WORK REQUIRED
Your task is to extract every line from the material below exactly.

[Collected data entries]

----------

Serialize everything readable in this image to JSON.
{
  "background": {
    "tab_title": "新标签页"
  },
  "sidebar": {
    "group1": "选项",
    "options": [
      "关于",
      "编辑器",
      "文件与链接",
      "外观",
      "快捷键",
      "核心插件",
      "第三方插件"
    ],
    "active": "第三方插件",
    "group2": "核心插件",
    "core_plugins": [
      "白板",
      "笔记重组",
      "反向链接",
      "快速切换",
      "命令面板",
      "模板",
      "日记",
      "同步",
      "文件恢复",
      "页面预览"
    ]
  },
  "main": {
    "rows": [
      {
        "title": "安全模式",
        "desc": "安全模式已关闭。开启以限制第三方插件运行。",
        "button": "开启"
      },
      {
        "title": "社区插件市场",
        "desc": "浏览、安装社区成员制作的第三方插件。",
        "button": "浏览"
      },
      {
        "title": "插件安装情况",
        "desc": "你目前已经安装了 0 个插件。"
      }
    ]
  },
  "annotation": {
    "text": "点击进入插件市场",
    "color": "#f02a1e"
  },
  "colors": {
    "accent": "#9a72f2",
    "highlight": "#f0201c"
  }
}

----------

TASK SOLUTION
Serialize everything readable in this image to JSON.
{
  "background": {
    "tab_title": "新标签页"
  },
  "sidebar": {
    "group1": "选项",
    "options": [
      "关于",
      "编辑器",
      "文件与链接",
      "外观",
      "快捷键",
      "核心插件",
      "第三方插件"
    ],
    "active": "第三方插件",
    "group2": "核心插件",
    "core_plugins": [
      "白板",
      "笔记重组",
      "反向链接",
      "快速切换",
      "命令面板",
      "模板",
      "日记",
      "同步",
      "文件恢复",
      "页面预览"
    ]
  },
  "main": {
    "rows": [
      {
        "title": "安全模式",
        "desc": "安全模式已关闭。开启以限制第三方插件运行。",
        "button": "开启"
      },
      {
        "title": "社区插件市场",
        "desc": "浏览、安装社区成员制作的第三方插件。",
        "button": "浏览"
      },
      {
        "title": "插件安装情况",
        "desc": "你目前已经安装了 0 个插件。"
      }
    ]
  },
  "annotation": {
    "text": "点击进入插件市场",
    "color": "#f02a1e"
  },
  "colors": {
    "accent": "#9a72f2",
    "highlight": "#f0201c"
  }
}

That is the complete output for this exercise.